Problem description:
Select from the records below every line that has the word "HURTREL" in it.

(Records)
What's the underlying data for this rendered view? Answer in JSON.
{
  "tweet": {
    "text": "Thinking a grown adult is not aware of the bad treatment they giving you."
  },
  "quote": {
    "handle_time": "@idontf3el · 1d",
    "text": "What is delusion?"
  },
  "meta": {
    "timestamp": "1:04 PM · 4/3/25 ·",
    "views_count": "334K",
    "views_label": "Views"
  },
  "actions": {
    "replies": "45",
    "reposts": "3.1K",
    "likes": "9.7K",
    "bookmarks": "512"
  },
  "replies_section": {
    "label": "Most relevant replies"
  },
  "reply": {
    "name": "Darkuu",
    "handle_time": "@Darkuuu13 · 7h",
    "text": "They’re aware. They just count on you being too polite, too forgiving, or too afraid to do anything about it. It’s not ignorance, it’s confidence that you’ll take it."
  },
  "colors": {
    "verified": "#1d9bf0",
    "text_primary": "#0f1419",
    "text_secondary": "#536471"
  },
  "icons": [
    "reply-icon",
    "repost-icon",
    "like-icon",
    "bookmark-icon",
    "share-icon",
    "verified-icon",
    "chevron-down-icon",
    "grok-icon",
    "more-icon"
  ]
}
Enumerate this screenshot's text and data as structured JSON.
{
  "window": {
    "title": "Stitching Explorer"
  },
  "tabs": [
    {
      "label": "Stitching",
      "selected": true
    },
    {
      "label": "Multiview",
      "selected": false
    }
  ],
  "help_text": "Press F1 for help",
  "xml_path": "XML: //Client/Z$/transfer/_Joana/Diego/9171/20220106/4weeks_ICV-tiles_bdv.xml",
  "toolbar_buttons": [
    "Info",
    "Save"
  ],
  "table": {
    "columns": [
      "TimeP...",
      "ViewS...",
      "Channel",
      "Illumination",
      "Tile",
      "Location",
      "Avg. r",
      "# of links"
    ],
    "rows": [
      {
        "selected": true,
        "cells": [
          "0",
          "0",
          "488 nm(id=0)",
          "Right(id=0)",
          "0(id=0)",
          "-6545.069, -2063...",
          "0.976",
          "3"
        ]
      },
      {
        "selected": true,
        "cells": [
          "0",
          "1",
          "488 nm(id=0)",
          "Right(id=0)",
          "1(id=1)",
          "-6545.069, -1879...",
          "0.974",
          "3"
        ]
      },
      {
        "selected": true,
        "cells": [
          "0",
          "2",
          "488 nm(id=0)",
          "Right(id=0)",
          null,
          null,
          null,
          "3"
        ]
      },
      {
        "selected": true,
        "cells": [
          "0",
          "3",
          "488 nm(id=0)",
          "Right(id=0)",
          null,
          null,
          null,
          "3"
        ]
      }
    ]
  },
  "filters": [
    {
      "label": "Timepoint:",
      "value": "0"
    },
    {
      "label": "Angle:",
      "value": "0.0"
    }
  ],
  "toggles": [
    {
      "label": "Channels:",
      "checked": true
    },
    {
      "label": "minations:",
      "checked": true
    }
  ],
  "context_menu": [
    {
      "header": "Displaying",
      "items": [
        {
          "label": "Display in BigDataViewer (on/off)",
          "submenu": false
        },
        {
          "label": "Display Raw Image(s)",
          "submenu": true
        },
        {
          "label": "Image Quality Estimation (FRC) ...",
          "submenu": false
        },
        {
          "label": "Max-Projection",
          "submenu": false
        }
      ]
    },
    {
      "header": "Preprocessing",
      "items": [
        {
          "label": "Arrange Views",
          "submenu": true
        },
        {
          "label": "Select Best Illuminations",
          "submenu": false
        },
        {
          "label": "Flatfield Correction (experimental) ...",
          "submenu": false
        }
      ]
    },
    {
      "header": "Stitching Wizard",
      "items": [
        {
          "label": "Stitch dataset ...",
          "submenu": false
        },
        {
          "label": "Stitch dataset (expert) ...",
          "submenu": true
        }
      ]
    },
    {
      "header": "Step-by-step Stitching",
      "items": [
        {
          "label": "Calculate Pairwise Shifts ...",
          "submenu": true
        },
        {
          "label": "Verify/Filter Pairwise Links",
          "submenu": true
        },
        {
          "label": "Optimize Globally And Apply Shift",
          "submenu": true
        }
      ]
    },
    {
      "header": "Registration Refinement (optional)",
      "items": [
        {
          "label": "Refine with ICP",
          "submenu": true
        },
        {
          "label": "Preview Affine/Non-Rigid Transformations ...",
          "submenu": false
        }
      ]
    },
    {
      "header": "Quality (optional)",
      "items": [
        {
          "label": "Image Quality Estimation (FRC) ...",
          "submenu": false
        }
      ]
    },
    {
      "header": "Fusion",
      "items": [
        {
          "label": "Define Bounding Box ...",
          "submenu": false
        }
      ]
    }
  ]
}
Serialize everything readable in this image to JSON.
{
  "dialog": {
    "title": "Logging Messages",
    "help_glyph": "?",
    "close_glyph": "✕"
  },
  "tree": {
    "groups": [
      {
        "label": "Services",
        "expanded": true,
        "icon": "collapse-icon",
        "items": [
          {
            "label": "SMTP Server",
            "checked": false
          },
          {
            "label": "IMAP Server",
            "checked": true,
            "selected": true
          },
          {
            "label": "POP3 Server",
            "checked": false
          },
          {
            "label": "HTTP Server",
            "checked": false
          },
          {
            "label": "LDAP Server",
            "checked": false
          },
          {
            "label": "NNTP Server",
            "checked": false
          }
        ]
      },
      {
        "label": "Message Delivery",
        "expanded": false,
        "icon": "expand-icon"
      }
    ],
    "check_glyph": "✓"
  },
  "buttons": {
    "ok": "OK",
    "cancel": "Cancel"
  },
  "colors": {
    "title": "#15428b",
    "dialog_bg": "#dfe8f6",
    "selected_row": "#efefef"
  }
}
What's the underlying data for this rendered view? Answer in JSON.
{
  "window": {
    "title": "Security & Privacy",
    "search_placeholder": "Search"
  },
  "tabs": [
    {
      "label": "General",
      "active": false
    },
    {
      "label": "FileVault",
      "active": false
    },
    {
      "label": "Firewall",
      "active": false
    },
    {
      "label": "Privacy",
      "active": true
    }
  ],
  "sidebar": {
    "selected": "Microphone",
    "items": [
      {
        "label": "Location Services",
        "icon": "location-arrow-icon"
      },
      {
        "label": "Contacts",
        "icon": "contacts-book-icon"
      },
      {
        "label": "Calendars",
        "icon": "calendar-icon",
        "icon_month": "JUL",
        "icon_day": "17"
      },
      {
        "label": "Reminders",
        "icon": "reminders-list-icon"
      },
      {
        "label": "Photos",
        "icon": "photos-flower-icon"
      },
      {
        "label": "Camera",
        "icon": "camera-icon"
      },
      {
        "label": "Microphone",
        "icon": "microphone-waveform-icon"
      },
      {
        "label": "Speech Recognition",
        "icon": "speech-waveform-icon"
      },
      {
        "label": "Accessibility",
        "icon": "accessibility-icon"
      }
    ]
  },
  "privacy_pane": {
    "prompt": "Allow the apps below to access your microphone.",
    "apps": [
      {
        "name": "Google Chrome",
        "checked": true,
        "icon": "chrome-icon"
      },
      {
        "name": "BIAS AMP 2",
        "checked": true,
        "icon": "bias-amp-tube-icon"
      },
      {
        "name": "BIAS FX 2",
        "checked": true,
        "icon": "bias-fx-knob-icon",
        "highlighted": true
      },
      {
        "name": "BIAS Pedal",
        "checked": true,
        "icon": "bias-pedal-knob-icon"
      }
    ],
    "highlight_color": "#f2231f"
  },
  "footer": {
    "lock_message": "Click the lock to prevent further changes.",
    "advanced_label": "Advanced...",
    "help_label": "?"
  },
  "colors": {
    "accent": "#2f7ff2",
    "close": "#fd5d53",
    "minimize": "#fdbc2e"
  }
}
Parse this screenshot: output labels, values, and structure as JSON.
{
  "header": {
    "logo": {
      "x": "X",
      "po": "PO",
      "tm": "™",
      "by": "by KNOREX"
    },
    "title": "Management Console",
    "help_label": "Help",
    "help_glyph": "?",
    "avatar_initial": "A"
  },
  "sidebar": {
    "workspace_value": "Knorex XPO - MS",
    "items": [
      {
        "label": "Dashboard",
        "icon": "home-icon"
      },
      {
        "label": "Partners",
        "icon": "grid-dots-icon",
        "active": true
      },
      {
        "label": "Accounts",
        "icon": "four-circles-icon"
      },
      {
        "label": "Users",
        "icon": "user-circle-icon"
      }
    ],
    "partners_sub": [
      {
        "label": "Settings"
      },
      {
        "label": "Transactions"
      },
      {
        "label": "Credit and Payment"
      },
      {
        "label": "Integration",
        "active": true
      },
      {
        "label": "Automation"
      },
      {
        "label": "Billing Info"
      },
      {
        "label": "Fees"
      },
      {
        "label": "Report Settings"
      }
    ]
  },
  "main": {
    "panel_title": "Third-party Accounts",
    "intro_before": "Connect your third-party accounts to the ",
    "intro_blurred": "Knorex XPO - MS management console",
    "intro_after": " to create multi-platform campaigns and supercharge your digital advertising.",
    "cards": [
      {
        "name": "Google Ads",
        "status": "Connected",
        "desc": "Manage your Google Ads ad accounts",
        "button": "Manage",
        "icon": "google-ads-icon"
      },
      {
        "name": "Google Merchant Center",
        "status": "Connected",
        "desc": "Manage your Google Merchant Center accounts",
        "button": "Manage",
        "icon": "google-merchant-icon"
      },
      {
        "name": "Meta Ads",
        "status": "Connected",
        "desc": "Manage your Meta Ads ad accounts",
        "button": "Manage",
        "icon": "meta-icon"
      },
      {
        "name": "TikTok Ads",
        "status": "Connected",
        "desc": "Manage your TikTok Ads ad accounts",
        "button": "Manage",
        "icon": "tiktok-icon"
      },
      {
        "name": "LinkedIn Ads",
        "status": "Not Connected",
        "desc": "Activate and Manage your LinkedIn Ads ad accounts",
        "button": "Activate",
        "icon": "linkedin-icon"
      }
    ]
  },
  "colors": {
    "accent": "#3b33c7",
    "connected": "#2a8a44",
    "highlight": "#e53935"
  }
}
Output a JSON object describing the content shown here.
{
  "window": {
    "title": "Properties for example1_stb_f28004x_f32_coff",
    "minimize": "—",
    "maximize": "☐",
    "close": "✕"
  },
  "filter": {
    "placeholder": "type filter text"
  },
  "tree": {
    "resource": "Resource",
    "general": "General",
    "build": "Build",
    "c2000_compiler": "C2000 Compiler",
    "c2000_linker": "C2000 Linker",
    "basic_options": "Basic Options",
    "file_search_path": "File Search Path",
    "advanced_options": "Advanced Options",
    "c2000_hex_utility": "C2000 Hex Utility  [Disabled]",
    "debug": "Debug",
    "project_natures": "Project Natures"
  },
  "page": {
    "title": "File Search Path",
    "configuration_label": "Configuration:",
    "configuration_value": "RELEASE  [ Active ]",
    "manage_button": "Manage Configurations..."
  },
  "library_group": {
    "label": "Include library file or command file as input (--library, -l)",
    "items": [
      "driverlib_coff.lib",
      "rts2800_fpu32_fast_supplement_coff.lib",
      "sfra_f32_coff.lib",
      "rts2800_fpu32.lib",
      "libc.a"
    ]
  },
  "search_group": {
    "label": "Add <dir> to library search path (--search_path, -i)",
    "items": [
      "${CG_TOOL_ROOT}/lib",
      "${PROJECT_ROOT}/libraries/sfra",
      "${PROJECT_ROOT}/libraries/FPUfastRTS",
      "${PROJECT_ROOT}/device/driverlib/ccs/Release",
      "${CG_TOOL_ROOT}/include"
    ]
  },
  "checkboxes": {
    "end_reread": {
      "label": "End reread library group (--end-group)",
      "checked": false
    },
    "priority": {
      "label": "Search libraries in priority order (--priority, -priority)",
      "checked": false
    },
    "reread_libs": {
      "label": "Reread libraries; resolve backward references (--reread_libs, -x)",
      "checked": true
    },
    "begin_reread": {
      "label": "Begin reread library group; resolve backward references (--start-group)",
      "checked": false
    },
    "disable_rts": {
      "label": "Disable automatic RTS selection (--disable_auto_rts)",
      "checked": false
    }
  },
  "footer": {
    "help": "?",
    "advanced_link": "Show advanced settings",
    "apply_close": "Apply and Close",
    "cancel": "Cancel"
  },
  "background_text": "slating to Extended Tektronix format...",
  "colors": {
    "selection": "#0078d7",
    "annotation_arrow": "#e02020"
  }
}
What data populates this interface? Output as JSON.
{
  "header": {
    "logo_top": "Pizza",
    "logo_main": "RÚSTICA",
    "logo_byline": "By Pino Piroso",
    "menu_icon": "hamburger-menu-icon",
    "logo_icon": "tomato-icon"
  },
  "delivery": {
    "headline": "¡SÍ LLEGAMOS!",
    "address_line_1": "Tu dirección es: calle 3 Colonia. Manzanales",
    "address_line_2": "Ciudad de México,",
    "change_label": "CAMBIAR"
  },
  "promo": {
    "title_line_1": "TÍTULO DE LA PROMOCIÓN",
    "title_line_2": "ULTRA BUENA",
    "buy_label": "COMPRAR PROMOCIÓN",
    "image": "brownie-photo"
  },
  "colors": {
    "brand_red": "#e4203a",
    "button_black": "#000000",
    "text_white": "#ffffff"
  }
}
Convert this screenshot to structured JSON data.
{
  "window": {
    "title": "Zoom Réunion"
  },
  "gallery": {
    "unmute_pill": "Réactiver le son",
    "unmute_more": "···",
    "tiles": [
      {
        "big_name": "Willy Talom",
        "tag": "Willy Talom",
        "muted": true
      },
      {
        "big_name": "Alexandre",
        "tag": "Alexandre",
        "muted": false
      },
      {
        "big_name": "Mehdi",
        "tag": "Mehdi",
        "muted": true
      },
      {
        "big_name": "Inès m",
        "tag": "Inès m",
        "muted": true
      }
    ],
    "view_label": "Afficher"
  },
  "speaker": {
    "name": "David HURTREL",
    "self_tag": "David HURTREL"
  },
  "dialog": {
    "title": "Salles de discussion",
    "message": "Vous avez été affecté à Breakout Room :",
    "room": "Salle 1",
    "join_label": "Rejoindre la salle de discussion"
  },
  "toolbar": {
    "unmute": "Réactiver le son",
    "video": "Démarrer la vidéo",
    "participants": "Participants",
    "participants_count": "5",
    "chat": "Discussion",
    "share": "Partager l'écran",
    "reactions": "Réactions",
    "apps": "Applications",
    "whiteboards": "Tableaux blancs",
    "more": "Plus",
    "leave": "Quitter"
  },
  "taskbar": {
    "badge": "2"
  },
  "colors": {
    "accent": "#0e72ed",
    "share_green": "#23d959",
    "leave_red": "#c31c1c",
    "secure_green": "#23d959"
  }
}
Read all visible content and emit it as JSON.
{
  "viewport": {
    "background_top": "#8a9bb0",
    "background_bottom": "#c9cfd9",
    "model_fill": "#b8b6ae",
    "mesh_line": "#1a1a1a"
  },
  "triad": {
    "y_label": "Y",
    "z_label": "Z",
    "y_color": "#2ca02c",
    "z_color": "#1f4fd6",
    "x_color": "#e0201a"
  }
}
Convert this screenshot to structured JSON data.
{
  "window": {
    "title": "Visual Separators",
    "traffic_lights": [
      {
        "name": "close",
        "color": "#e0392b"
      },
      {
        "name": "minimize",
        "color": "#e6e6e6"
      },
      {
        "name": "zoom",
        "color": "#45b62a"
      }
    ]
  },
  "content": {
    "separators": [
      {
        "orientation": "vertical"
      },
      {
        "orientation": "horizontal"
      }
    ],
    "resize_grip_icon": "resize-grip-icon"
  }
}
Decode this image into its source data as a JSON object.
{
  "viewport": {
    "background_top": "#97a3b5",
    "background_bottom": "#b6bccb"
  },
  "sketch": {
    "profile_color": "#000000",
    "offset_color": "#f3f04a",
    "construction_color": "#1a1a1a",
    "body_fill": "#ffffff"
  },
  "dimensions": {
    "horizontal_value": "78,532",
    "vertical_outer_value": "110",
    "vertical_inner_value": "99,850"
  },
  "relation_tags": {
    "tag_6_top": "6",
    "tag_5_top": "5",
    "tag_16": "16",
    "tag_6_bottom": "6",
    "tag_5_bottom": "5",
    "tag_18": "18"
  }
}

Written answer:
    "name": "David HURTREL",
    "self_tag": "David HURTREL"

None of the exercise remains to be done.